DATA FOR THE TASK:
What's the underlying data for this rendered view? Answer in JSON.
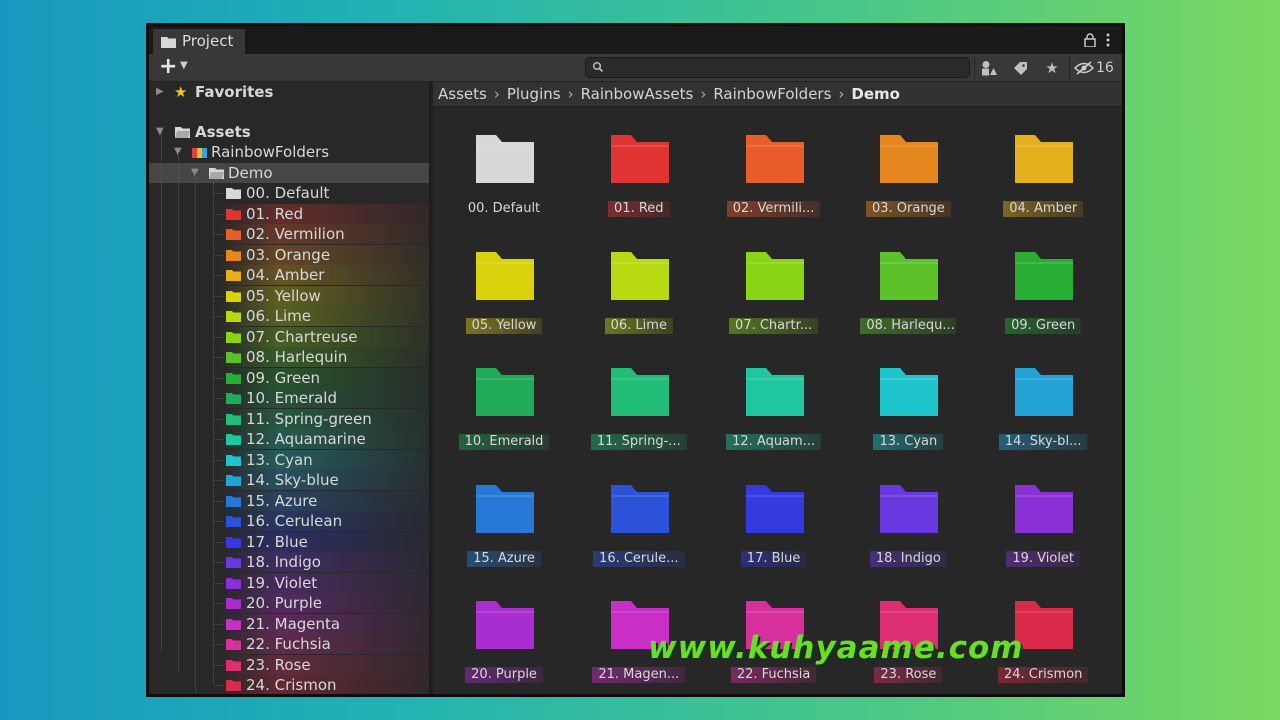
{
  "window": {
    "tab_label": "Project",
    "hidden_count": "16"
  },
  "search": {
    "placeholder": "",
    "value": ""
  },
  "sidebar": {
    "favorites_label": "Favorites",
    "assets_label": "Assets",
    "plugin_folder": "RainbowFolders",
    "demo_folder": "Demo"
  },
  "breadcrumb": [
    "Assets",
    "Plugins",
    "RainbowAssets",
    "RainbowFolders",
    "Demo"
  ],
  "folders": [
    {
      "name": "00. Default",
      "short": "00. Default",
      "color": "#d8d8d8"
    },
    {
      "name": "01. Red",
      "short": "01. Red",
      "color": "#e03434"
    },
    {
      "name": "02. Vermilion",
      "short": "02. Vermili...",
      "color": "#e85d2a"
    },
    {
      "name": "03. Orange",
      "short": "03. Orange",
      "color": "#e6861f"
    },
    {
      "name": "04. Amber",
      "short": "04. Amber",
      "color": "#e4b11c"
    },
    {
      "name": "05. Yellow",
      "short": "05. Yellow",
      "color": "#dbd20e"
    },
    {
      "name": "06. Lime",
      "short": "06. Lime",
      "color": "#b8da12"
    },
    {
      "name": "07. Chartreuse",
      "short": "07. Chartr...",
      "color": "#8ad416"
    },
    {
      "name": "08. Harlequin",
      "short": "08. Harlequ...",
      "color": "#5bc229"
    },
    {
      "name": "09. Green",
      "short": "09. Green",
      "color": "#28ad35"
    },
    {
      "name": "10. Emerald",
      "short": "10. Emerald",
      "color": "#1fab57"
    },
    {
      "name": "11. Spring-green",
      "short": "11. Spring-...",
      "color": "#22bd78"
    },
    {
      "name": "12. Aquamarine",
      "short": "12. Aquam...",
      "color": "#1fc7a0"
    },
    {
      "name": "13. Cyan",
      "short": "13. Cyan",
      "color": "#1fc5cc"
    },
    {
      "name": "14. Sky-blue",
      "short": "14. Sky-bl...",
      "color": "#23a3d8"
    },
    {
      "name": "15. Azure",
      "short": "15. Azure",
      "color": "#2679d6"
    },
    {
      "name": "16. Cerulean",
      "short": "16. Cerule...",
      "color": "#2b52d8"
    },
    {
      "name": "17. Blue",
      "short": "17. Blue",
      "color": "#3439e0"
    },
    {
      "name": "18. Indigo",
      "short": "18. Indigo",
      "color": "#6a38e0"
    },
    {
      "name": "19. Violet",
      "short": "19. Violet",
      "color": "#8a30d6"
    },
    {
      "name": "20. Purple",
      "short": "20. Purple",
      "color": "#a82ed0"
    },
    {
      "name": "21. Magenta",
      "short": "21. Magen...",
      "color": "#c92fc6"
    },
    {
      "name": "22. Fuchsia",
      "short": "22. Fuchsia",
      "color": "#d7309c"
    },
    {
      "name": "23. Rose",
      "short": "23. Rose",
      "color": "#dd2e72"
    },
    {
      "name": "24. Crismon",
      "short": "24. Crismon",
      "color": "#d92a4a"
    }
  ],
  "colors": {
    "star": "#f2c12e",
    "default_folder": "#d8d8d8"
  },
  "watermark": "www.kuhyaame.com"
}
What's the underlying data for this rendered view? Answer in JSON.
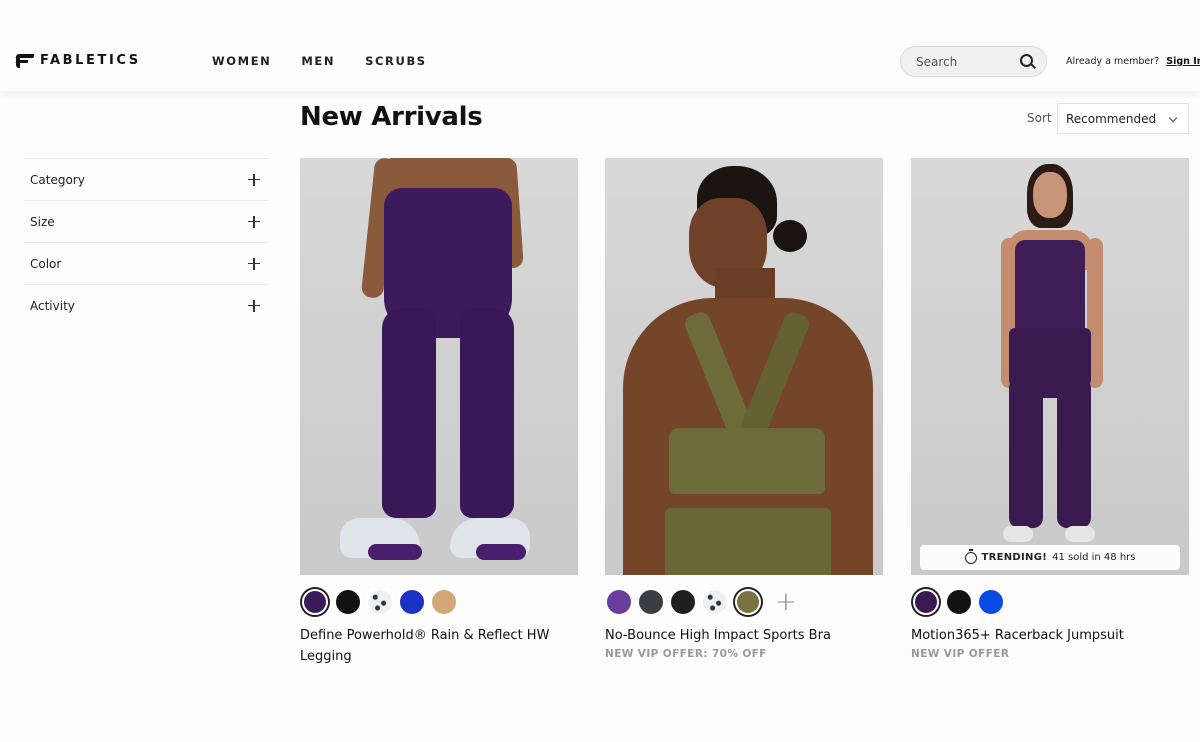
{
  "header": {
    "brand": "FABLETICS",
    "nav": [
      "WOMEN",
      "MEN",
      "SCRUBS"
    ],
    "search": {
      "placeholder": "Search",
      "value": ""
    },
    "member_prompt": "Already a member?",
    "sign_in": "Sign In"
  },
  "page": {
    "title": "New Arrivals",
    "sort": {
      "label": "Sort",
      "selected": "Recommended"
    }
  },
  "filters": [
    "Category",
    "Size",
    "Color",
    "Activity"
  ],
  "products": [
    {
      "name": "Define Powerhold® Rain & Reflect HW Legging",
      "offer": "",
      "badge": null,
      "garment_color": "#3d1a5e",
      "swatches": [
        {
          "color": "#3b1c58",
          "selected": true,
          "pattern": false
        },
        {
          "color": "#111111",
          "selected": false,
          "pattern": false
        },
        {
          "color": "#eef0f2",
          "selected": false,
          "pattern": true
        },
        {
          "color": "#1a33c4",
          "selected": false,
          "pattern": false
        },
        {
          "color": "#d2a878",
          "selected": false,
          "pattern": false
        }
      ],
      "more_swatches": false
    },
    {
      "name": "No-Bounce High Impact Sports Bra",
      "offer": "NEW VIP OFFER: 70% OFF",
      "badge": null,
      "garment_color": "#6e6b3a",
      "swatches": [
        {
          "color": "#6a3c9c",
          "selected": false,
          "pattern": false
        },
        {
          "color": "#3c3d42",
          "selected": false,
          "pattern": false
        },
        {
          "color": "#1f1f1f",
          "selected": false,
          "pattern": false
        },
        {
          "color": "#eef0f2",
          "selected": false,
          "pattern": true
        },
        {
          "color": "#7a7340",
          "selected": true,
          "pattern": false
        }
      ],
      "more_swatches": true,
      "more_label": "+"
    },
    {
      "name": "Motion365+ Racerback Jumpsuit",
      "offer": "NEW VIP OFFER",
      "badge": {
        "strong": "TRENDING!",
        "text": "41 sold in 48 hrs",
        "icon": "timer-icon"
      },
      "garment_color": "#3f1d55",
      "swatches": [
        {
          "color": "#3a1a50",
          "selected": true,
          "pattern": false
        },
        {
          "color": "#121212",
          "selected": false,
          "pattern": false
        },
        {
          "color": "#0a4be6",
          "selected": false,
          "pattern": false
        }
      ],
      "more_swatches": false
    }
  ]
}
* * *
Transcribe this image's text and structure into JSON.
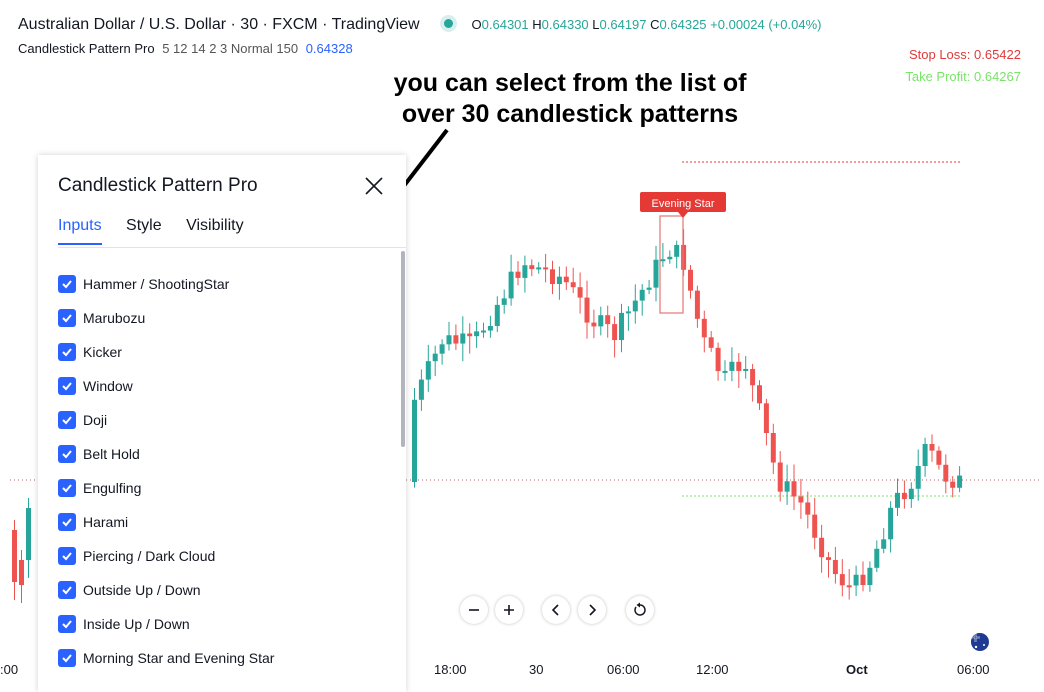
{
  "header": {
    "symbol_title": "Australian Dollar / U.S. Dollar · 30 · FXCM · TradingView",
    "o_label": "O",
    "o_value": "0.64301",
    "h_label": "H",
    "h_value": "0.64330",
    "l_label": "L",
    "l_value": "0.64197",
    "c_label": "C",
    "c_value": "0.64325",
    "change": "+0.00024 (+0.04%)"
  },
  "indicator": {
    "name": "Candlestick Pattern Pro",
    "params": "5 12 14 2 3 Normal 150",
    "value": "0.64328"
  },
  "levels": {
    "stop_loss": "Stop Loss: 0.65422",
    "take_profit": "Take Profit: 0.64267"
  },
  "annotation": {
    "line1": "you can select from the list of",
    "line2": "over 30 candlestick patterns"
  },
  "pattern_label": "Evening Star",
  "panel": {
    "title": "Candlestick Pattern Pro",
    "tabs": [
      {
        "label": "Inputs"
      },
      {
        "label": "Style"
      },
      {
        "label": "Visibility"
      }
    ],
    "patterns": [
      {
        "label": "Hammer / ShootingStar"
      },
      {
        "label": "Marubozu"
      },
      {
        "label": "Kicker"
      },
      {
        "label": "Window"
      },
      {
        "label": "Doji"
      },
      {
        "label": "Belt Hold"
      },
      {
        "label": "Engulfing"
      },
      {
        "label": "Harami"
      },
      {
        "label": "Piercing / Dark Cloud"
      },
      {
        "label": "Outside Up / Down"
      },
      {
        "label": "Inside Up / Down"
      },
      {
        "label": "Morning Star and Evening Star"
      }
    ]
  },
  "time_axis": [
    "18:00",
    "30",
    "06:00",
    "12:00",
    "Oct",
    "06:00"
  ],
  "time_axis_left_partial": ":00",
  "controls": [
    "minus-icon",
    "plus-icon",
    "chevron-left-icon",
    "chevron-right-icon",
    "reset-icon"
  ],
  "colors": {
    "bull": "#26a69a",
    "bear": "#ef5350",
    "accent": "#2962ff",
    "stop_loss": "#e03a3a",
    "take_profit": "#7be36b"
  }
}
==
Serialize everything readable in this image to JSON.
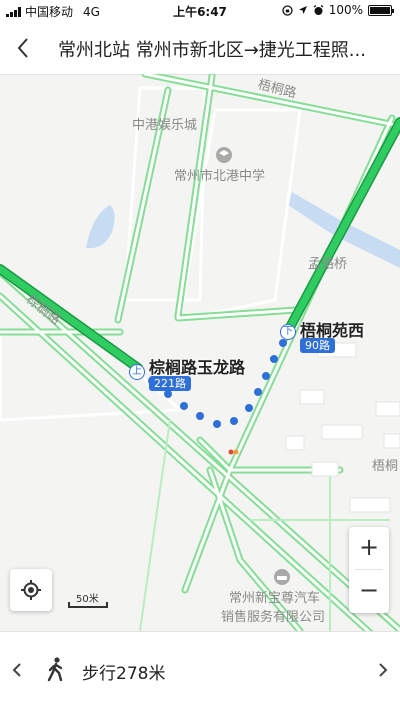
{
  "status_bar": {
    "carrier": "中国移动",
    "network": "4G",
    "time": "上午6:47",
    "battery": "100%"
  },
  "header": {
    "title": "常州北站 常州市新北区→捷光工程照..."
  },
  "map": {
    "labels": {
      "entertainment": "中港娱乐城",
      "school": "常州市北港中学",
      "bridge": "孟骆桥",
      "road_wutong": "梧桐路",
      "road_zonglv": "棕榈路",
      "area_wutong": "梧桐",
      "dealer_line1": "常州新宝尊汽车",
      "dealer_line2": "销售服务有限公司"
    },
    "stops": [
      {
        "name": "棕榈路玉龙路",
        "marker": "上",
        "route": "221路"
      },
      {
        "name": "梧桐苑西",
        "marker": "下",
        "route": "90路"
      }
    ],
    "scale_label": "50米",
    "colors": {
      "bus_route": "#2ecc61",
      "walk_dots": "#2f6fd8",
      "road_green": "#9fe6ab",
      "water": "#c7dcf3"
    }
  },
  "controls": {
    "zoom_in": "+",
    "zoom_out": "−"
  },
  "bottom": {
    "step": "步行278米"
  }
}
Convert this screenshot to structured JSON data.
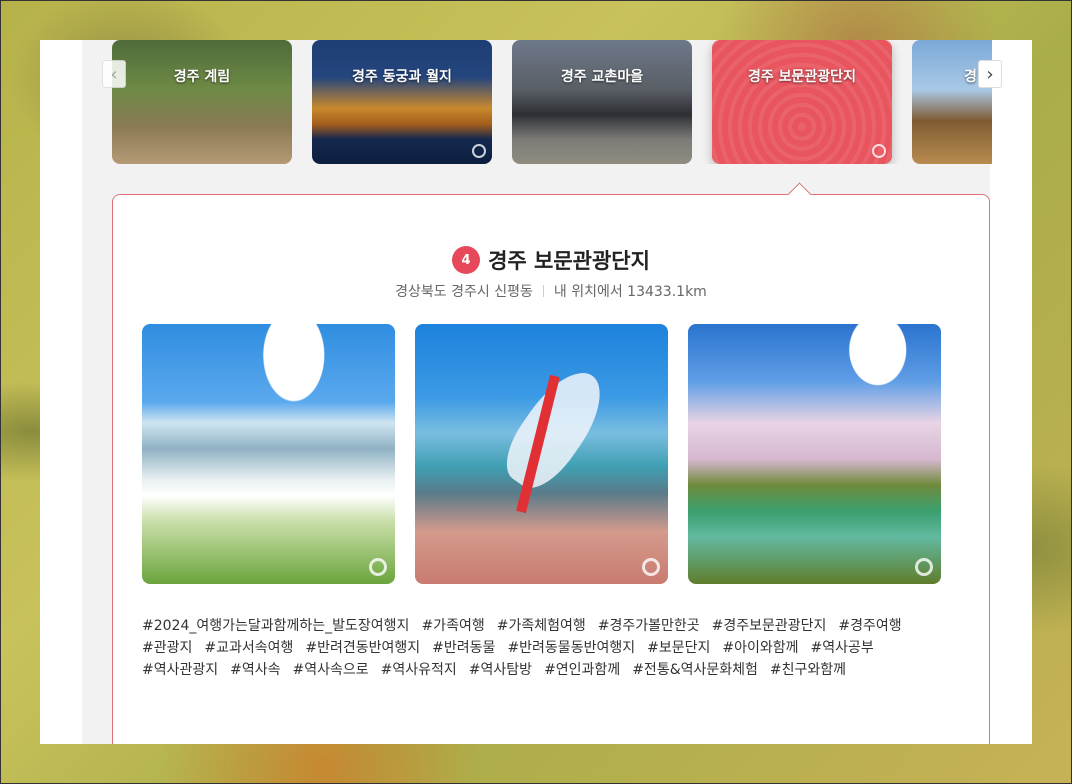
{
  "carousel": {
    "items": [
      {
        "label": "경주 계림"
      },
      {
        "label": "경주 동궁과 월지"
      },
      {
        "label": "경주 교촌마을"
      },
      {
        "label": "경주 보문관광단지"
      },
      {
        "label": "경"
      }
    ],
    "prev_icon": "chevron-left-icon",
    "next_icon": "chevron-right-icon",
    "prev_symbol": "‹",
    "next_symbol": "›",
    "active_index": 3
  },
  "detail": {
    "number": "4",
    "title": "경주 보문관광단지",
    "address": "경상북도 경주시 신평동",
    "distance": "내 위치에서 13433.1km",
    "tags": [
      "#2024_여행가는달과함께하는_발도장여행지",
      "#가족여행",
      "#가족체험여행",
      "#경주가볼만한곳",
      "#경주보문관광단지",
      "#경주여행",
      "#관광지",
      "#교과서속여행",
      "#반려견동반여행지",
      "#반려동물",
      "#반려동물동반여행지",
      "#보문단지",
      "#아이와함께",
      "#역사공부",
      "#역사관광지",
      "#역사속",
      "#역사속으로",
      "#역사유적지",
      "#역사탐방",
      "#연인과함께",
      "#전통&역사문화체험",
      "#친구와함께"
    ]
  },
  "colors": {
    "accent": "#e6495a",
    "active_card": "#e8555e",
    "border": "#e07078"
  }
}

EXERCISE DETAILS: Copy out each line of the records that holds the string "text".

EXERCISE RESULT:
        "text": "41 sold in 48 hrs",
Transcribe this image's text and structure into JSON.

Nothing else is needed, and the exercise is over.